REQUIREMENTS
Can the data below be echoed back word for word?

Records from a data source
——————————
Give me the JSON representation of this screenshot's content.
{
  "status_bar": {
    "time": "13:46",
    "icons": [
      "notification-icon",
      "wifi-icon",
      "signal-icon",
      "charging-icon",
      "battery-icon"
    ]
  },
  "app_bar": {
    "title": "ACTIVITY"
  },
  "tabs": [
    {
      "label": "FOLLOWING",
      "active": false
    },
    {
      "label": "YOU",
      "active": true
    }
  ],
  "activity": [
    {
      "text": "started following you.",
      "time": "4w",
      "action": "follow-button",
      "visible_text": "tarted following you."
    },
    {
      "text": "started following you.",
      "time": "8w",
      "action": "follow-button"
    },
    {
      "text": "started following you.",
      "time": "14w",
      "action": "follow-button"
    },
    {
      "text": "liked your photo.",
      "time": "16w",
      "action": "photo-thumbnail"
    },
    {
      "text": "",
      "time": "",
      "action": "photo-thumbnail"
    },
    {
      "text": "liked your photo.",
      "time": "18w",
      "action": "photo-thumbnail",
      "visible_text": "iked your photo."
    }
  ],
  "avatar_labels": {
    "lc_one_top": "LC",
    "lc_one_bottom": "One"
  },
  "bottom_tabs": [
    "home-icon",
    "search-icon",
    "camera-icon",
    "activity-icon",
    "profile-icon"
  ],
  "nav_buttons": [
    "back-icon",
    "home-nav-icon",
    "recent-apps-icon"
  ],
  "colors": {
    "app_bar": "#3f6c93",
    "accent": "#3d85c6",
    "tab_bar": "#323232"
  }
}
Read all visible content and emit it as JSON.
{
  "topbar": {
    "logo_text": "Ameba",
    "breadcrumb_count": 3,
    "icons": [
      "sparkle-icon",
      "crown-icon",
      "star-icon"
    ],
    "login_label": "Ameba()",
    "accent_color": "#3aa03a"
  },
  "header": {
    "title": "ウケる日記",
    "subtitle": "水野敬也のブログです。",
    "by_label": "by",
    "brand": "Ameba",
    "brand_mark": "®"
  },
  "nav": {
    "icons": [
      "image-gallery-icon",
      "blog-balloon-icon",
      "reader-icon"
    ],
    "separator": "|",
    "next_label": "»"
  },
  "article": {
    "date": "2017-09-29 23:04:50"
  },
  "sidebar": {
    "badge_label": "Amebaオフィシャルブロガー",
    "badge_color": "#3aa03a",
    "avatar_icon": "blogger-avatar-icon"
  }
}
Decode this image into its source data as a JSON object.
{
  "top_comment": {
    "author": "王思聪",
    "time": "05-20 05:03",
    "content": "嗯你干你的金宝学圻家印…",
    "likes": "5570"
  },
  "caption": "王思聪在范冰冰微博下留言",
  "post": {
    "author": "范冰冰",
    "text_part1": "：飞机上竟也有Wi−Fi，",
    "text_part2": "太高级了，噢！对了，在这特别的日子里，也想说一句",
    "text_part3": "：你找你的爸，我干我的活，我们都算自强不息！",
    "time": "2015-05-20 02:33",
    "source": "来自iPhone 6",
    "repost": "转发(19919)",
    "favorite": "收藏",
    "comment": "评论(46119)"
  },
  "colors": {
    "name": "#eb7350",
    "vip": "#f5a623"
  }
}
——————————
TASK RESULT
Give me the JSON representation of this screenshot's content.
{
  "status_bar": {
    "time": "13:46",
    "icons": [
      "notification-icon",
      "wifi-icon",
      "signal-icon",
      "charging-icon",
      "battery-icon"
    ]
  },
  "app_bar": {
    "title": "ACTIVITY"
  },
  "tabs": [
    {
      "label": "FOLLOWING",
      "active": false
    },
    {
      "label": "YOU",
      "active": true
    }
  ],
  "activity": [
    {
      "text": "started following you.",
      "time": "4w",
      "action": "follow-button",
      "visible_text": "tarted following you."
    },
    {
      "text": "started following you.",
      "time": "8w",
      "action": "follow-button"
    },
    {
      "text": "started following you.",
      "time": "14w",
      "action": "follow-button"
    },
    {
      "text": "liked your photo.",
      "time": "16w",
      "action": "photo-thumbnail"
    },
    {
      "text": "",
      "time": "",
      "action": "photo-thumbnail"
    },
    {
      "text": "liked your photo.",
      "time": "18w",
      "action": "photo-thumbnail",
      "visible_text": "iked your photo."
    }
  ],
  "avatar_labels": {
    "lc_one_top": "LC",
    "lc_one_bottom": "One"
  },
  "bottom_tabs": [
    "home-icon",
    "search-icon",
    "camera-icon",
    "activity-icon",
    "profile-icon"
  ],
  "nav_buttons": [
    "back-icon",
    "home-nav-icon",
    "recent-apps-icon"
  ],
  "colors": {
    "app_bar": "#3f6c93",
    "accent": "#3d85c6",
    "tab_bar": "#323232"
  }
}
Read all visible content and emit it as JSON.
{
  "topbar": {
    "logo_text": "Ameba",
    "breadcrumb_count": 3,
    "icons": [
      "sparkle-icon",
      "crown-icon",
      "star-icon"
    ],
    "login_label": "Ameba()",
    "accent_color": "#3aa03a"
  },
  "header": {
    "title": "ウケる日記",
    "subtitle": "水野敬也のブログです。",
    "by_label": "by",
    "brand": "Ameba",
    "brand_mark": "®"
  },
  "nav": {
    "icons": [
      "image-gallery-icon",
      "blog-balloon-icon",
      "reader-icon"
    ],
    "separator": "|",
    "next_label": "»"
  },
  "article": {
    "date": "2017-09-29 23:04:50"
  },
  "sidebar": {
    "badge_label": "Amebaオフィシャルブロガー",
    "badge_color": "#3aa03a",
    "avatar_icon": "blogger-avatar-icon"
  }
}
Decode this image into its source data as a JSON object.
{
  "top_comment": {
    "author": "王思聪",
    "time": "05-20 05:03",
    "content": "嗯你干你的金宝学圻家印…",
    "likes": "5570"
  },
  "caption": "王思聪在范冰冰微博下留言",
  "post": {
    "author": "范冰冰",
    "text_part1": "：飞机上竟也有Wi−Fi，",
    "text_part2": "太高级了，噢！对了，在这特别的日子里，也想说一句",
    "text_part3": "：你找你的爸，我干我的活，我们都算自强不息！",
    "time": "2015-05-20 02:33",
    "source": "来自iPhone 6",
    "repost": "转发(19919)",
    "favorite": "收藏",
    "comment": "评论(46119)"
  },
  "colors": {
    "name": "#eb7350",
    "vip": "#f5a623"
  }
}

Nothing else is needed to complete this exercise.